Extract each line where the string "compagnia" shows up.
*****
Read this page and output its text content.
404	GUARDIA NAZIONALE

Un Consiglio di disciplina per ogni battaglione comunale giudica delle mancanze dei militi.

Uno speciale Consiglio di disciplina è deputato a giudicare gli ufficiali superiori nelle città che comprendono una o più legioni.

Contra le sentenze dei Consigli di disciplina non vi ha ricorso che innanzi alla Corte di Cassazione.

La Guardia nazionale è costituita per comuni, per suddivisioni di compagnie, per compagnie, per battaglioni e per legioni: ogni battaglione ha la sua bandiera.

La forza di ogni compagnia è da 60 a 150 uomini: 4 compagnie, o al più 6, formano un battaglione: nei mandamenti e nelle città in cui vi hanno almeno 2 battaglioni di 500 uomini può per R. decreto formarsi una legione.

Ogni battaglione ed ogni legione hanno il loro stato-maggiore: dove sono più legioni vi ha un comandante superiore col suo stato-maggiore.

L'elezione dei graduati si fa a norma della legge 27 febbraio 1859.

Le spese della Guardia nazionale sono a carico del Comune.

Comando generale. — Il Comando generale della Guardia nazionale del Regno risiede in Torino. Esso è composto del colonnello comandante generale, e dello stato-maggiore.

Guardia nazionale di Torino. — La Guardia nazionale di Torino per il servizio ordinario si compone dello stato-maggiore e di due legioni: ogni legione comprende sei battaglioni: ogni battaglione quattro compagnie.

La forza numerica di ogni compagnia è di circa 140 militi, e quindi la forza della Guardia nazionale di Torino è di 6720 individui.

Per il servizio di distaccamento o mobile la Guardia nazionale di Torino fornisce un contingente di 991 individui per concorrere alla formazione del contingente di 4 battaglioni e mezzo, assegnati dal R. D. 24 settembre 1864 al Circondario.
*****
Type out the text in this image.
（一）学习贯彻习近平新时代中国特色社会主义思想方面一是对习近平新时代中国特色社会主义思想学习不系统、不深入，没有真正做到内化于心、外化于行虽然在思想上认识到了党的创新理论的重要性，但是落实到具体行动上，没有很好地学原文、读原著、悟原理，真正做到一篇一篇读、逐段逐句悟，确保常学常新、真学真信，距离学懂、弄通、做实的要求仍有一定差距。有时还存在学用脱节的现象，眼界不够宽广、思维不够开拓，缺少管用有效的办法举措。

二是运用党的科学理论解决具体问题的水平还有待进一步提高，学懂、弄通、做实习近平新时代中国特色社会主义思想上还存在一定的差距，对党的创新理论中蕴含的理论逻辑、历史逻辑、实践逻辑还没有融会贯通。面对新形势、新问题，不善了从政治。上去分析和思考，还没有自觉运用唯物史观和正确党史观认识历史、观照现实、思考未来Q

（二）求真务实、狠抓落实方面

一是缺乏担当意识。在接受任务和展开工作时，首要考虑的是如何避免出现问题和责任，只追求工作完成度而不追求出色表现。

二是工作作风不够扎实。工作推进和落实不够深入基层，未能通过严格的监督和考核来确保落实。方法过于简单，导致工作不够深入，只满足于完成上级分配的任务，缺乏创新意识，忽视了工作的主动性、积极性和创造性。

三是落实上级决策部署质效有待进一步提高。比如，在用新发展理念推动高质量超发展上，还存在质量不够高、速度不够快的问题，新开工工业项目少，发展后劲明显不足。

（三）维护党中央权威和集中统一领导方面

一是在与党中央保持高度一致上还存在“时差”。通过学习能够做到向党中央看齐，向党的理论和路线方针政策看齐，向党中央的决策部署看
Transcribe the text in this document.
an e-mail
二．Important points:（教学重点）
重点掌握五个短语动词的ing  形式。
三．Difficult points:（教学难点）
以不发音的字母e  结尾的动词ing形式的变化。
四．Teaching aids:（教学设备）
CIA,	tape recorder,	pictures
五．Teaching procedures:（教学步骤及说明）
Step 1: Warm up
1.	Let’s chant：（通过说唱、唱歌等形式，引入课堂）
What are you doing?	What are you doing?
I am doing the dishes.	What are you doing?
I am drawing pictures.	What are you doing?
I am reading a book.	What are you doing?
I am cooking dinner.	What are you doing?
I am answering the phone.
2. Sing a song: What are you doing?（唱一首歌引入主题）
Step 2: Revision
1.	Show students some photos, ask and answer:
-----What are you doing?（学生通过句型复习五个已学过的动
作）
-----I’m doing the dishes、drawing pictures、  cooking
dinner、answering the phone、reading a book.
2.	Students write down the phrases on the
*****
• **Worked answer**:
La forza di ogni compagnia è da 60 a 150 uomini: 4 compagnie, o al più 6, formano un battaglione: nei mandamenti e nelle città in cui vi hanno almeno 2 battaglioni di 500 uomini può per R. decreto formarsi una legione.
La forza numerica di ogni compagnia è di circa 140 militi, e quindi la forza della Guardia nazionale di Torino è di 6720 individui.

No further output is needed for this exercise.